## [TEXTO PROPUESTO]
Tiene la felicidad más de gratuidad y menos de deberes. Más que el pago por lo que hago la vida es un amor que se entrega y sólo espera recibir amor como don.
No lo consigo. Espero que me paguen por mi vida entregada. Quiero que me agradezcan por todo lo que hago. La palabra don se me olvida.
A cambio me lleno de derechos. No recuerdo quizás que en mi vida casi todo es gratis. Tengo la vida como don, no como derecho. Recibo y vivo con alegría sin esforzarme por ello. Leía el otro día:
Quiero ser pobre para valorar todo como don. Pobre para poder llenarme estando vacío. Para que no me sienta con derecho a poseer, a tener, a recibir nada. Pobre al ser consciente de que todo en mi historia sagrada es gratuidad.
Quiero ser pobre que vive agradeciendo. ¡Cuánto me cuesta agradecer y darme cuenta de que todo lo que tengo es don!
Se me llena la boca clamando por mis derechos. Me creo que es justo recibir lo que recibo. Pero luego me guardo y no doy. No siento que tenga la obligación. Ni debo nada a nadie. No entiendo la gratuidad.
He recibido dones que se convierten en tarea en mi vida. Y recibo el pago por ellos. Mi carrera profesional, mis logros en la vida, mis talentos, son pagados.
Incluso me llegan a pagar por publicar mi vida en las redes sociales. Se paga todo. Y yo exijo el pago. Y no doy mi don cuando no me pagan por ello. No acabo de entender la gratuidad.
Me creo con derecho a recibir siempre por dar lo que es mío. Se me olvida que a la vez es un don que un día me hicieron. Mis talentos, mis conocimientos, mis capacidades. Todo es don al servicio del hombre que necesita mi don.
Y yo lo vendo, lo alquilo, me sirvo de lo que he recibido gratis. No acabo de entender la gratuidad. Ni el sentido profundo de ser pobre de espíritu.
Cuando estoy centrado en mí mismo me vuelvo exigente. Nada está en orden ni en paz. Alguien me debe algo. Tengo derecho a más de lo que recibo.
Quiero seguir a Jesús, pero demando recibir el ciento por uno. Que me den más de lo que he ofrecido. Tengo derecho. Mis derechos van por delante. Exijo que me paguen. Y me vuelvo avaricioso.
A veces el que más tiene es el que más acumula. Es pobreza en el fondo. Pero de esa pobreza que enferma el alma.
Yo quiero la pobreza del que sólo tiene para dar. Del que no retiene lo que posee, temiendo momentos malos en el futuro. Ese que se desgarra amando y sirviendo. Del que no vive con miedo a quedarse vacío.
Esas personas me sorprenden. Es como si tuvieran agujeros en las manos. Donde ven una necesidad actúan. No esperan recibir nada a cambio. Ni siquiera las gracias. Seguro que es así como se cambia el mundo.

## [EN QUÉ CONSISTE]
¿Cómo seguiría el texto de arriba sobre la gratuidad y la pobreza de espíritu? Redacta su continuación a partir de la última frase.

(Entradas de elementos anotados)
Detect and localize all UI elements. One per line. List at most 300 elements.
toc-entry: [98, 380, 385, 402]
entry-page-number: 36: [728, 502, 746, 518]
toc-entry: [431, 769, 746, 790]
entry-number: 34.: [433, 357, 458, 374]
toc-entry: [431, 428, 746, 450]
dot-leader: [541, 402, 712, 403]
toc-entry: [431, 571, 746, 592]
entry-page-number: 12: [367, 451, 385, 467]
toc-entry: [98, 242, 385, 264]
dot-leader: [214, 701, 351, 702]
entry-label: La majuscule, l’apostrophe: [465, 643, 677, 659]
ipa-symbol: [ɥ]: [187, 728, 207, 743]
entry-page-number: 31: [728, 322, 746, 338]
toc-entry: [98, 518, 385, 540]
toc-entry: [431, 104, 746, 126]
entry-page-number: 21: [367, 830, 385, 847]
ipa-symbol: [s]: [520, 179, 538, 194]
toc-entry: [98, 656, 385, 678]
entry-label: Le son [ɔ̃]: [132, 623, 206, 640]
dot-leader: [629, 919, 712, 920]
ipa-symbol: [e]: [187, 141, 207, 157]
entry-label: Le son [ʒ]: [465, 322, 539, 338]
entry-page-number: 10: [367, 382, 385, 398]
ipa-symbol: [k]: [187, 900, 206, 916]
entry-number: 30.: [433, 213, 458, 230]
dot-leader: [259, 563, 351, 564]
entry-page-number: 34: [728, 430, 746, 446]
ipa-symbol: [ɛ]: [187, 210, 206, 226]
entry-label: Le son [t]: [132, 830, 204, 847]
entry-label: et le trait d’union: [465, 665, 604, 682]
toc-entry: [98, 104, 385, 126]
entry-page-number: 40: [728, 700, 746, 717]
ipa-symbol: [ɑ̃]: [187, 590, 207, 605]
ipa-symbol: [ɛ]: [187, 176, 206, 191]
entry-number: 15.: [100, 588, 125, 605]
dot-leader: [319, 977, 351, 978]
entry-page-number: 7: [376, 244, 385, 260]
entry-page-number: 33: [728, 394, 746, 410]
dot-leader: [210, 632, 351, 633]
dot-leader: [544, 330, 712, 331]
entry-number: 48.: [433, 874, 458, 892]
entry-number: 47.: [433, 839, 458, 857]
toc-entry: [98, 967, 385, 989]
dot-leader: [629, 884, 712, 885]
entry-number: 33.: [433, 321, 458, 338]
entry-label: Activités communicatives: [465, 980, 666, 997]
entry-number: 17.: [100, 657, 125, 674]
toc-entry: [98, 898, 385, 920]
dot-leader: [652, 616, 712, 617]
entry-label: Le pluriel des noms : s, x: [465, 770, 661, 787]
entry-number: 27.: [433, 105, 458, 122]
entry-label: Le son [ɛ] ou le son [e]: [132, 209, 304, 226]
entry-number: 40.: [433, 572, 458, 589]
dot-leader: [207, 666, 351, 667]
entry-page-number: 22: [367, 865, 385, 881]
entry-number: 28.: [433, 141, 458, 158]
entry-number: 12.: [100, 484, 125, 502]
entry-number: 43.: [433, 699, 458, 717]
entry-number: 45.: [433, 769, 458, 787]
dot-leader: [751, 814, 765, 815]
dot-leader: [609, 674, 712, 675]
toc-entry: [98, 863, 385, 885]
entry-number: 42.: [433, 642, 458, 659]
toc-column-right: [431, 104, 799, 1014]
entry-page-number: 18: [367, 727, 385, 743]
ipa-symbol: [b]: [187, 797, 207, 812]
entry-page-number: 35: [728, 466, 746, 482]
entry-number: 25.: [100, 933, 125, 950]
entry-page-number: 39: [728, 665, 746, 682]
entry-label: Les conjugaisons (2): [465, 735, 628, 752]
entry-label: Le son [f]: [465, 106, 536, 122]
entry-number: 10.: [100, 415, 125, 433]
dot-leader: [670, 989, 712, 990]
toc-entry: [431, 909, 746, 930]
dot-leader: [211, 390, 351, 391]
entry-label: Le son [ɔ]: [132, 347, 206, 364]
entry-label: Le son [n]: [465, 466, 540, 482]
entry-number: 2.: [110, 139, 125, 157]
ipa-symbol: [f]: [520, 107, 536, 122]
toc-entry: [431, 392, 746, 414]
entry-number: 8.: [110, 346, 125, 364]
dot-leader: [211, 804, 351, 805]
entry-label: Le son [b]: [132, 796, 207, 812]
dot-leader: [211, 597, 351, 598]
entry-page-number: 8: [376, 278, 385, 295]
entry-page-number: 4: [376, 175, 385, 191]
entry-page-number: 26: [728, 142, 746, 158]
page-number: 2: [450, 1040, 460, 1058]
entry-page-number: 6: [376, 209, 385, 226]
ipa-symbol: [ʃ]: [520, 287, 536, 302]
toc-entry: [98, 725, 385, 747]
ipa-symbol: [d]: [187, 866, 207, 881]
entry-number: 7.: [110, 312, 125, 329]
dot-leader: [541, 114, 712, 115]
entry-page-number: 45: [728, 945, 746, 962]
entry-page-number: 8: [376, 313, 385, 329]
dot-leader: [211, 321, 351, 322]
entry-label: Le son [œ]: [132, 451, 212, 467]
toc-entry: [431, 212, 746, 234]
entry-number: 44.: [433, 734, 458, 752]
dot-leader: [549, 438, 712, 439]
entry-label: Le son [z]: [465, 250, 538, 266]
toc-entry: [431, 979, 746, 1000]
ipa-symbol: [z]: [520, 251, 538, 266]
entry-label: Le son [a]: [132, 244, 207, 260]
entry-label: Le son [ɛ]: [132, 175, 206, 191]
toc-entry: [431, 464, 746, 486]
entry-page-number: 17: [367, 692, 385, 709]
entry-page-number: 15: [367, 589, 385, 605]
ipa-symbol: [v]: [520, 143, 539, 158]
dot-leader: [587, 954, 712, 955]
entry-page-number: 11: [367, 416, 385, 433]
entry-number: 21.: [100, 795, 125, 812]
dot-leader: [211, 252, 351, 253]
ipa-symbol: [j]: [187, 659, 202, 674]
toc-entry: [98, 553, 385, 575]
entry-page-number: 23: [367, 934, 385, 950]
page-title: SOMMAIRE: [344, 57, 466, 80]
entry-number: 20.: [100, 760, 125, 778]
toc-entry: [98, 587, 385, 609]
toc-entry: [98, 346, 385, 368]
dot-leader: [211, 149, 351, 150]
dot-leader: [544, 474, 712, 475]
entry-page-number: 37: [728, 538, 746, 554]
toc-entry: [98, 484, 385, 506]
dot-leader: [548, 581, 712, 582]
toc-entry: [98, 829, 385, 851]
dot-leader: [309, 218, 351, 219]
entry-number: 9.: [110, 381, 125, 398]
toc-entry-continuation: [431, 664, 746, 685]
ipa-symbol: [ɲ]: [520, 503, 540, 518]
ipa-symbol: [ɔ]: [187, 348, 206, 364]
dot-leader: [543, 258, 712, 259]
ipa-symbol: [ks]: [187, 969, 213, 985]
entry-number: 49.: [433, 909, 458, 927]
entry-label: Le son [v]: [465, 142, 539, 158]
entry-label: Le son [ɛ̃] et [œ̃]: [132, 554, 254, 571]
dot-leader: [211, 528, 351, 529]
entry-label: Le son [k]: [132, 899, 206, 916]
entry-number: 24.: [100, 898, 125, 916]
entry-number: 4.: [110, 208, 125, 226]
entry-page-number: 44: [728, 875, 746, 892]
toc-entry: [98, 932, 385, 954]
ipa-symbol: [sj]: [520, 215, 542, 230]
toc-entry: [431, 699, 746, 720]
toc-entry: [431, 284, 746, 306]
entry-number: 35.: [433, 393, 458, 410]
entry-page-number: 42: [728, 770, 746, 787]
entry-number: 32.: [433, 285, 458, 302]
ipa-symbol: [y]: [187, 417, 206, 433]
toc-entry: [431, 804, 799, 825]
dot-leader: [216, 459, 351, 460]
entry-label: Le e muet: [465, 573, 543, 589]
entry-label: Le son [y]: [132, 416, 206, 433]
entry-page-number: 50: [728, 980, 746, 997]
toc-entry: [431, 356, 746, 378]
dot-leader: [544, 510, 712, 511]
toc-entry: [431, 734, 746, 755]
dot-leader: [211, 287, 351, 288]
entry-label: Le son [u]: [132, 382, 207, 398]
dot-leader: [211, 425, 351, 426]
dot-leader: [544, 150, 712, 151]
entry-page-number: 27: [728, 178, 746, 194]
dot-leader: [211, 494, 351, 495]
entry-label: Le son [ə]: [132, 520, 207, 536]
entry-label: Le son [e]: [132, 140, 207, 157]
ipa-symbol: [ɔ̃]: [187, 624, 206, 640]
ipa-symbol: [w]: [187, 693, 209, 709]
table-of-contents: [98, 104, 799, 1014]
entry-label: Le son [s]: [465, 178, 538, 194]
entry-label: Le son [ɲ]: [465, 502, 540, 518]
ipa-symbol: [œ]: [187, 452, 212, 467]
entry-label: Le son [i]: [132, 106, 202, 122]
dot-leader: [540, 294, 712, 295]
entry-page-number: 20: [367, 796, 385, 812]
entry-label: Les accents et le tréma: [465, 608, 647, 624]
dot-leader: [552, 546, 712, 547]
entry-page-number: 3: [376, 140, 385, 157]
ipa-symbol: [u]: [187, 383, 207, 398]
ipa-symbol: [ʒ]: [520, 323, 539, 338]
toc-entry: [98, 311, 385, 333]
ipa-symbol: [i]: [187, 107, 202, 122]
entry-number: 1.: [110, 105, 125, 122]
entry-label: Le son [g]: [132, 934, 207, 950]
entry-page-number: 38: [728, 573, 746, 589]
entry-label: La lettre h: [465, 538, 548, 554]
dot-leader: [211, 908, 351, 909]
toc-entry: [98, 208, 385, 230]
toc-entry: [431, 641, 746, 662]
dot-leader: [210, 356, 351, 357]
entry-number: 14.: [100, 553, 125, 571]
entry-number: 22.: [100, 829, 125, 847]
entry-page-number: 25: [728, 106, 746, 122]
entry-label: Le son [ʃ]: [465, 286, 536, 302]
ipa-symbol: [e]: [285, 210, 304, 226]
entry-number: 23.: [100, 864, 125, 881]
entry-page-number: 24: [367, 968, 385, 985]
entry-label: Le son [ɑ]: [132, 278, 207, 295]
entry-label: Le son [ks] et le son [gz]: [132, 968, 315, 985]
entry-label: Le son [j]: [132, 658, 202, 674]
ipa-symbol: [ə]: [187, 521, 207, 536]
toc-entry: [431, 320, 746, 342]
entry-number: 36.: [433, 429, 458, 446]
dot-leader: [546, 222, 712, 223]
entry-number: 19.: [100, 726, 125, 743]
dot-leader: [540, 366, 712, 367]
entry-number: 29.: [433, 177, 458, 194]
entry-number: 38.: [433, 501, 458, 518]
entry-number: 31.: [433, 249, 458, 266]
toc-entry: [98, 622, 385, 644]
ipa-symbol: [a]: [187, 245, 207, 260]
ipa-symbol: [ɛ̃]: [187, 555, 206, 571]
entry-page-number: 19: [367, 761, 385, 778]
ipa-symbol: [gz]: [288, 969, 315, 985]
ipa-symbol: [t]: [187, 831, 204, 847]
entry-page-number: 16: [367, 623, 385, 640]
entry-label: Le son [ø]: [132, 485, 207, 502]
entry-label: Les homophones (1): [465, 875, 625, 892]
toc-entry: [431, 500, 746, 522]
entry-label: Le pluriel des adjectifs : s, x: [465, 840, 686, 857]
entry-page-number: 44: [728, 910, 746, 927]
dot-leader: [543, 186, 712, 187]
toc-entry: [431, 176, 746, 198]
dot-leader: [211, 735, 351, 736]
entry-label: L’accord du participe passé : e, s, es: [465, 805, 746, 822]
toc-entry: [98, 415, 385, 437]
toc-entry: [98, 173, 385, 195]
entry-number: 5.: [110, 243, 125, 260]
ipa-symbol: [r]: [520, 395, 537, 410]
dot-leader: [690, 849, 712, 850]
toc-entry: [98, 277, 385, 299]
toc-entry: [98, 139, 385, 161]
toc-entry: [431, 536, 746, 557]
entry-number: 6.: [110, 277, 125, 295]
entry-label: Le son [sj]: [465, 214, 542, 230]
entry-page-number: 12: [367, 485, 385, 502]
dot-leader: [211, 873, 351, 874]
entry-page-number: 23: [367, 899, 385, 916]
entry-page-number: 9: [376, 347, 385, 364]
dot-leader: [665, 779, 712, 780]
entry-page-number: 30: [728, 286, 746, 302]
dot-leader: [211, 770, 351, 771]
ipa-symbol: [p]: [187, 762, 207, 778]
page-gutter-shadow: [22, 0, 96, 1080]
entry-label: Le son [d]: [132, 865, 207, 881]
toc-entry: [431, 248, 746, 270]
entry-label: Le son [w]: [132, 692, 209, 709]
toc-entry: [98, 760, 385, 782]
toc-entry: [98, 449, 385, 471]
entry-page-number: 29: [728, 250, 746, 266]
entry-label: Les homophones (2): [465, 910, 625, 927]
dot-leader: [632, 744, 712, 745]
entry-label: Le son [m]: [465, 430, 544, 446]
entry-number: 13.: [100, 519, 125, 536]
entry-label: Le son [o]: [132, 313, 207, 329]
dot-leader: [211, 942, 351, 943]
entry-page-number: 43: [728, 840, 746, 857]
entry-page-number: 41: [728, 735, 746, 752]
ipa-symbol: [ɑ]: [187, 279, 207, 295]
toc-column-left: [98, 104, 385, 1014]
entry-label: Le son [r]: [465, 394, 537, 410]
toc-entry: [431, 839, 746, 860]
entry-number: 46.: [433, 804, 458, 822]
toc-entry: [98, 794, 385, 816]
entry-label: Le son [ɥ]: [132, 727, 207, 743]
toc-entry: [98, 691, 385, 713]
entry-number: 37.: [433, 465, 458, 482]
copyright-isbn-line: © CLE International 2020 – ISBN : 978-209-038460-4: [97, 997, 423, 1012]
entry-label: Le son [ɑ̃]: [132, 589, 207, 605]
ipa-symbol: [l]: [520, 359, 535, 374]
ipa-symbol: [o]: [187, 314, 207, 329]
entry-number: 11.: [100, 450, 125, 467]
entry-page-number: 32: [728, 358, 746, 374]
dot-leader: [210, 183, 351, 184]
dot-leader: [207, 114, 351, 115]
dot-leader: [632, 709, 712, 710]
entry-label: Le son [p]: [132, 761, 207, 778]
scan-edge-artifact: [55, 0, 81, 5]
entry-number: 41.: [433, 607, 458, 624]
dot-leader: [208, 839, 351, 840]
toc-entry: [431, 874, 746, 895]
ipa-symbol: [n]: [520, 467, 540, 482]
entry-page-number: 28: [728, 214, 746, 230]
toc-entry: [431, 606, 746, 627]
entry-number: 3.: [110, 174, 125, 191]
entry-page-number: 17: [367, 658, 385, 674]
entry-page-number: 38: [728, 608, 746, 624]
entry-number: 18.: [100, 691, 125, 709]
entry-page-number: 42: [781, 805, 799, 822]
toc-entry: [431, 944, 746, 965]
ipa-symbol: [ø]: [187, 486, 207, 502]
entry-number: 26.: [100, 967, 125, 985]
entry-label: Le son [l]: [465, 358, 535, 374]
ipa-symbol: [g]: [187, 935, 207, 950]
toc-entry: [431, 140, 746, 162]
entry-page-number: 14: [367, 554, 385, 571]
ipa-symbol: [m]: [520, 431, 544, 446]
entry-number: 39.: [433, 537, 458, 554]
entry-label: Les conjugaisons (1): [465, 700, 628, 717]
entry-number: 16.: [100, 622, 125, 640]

==

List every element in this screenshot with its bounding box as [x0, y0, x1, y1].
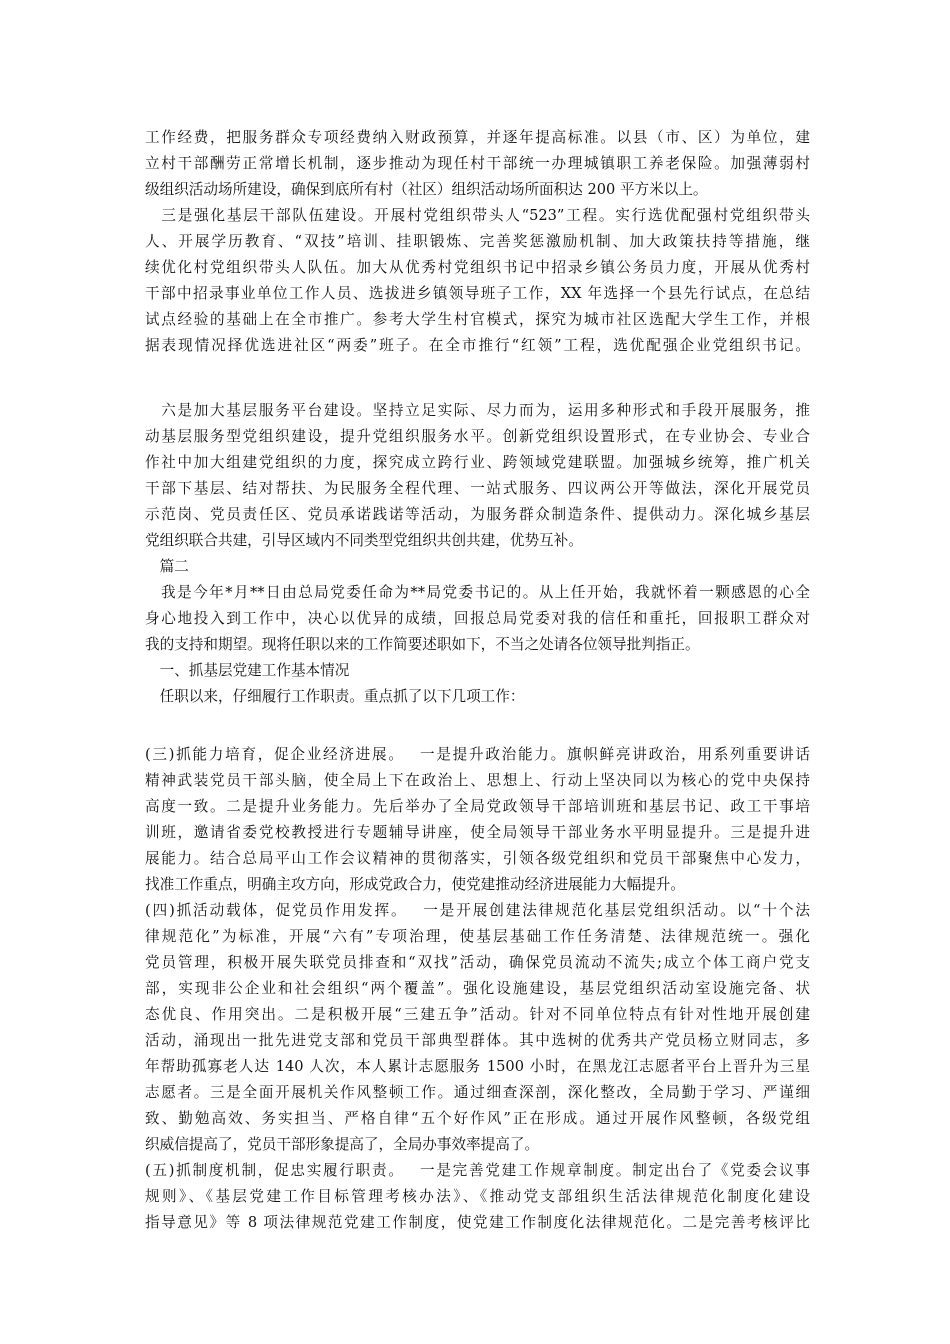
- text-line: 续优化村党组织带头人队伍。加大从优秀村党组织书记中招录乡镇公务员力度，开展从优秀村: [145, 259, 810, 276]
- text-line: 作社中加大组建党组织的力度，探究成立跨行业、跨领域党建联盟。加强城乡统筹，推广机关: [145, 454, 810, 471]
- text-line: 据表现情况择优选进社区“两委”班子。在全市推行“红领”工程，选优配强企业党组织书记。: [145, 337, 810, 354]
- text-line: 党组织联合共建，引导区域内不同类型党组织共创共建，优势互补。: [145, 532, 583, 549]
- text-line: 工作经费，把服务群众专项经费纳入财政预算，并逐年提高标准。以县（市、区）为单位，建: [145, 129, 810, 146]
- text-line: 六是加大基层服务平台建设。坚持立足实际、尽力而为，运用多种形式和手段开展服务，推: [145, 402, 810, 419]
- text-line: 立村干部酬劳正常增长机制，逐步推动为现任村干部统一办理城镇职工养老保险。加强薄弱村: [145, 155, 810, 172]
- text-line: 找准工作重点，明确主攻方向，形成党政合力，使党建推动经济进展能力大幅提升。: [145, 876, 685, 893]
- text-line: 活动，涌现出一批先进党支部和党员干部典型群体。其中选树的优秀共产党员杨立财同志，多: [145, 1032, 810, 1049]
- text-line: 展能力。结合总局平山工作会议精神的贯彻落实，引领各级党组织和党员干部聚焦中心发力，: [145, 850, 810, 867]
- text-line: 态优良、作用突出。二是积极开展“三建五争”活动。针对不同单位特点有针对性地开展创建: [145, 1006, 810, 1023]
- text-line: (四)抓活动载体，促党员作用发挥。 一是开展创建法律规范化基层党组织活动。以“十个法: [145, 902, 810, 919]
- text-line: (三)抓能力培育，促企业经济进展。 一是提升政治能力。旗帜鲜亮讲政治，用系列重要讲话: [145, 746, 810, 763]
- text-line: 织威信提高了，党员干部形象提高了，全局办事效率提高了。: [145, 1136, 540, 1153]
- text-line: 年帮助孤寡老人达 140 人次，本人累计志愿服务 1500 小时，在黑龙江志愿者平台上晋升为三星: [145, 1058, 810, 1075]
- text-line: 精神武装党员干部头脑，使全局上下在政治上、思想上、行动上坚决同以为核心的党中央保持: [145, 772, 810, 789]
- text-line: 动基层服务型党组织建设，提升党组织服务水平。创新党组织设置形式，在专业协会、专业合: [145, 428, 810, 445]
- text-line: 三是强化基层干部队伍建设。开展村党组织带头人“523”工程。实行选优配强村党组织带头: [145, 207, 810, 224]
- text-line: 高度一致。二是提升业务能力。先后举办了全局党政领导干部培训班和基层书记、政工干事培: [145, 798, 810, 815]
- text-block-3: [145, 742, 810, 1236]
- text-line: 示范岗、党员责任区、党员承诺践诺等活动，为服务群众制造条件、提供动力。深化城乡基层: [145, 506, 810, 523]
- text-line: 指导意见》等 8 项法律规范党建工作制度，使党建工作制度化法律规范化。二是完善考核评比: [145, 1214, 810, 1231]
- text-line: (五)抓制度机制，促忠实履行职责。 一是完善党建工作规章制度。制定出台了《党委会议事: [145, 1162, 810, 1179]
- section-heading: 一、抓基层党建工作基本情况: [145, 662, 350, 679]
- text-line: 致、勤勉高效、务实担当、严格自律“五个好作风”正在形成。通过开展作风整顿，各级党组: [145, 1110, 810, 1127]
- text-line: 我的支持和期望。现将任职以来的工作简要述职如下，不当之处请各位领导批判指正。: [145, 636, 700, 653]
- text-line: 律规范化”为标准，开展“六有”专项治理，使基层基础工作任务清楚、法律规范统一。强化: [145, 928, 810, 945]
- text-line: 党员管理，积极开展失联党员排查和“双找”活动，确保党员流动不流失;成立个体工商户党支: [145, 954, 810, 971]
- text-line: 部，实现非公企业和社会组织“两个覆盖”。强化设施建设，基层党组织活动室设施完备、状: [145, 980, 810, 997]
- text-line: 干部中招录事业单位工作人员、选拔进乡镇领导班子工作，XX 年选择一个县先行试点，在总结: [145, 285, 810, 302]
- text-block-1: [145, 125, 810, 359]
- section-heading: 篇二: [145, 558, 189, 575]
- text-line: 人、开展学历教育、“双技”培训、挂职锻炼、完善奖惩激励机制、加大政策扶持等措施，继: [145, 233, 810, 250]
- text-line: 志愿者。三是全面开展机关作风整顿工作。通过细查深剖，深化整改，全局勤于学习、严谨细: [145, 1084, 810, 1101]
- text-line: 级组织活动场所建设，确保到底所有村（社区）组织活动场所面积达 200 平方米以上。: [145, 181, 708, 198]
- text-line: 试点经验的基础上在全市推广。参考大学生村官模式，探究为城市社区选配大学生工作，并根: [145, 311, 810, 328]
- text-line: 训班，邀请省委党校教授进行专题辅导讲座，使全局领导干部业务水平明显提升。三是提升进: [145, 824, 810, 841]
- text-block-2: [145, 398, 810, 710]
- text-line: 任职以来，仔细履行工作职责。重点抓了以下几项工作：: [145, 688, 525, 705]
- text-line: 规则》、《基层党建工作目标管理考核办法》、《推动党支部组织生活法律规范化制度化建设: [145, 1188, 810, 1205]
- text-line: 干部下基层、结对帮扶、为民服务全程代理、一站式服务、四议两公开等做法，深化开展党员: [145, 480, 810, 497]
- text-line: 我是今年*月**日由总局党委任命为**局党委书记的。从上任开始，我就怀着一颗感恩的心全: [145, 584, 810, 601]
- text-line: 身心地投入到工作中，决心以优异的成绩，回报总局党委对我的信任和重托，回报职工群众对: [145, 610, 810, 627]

## [RESPUESTA ESCRITA]
Pero me cuesta vivir de esa manera. Con esa libertad interior, y esa pureza en la mirada. Con esa paz en el alma. Me gustaría vivir la vida como un camino de desprendimiento de mis derechos y exigencias. Leía el otro día:
La pobreza de Jesús
Jesús me enseña el camino de la gratuidad. Se da por entero. No se guarda nada para Él. Ni piensa en su bienestar, ni en su salud. No calcula su tiempo. No mide sus derechos.
Es desprendido de todo mientras camina hacia la cruz. En el desierto anticipa lo que luego será su vida amando hasta el extremo. No tiene donde reposar la cabeza.
Y su entrega gratuita no es comprendida ni aceptada. No lo siguen por lo que Él es sino por lo que da a los que no tienen. ¡Qué pobreza tan grande!
Se vacía por amor y a veces recibe a cambio desprecio, odio, indiferencia. Quiere enseñarme a amar como Él ama y yo me resisto, porque quiero ser poderoso y recibir mucho a cambio de poco.
Vaciarse para llenarse
Me he acostumbrado a los criterios del mundo. Tengo que pagar para obtener lo que quiero. Y me tienen que pagar si quieren recibir lo que yo poseo.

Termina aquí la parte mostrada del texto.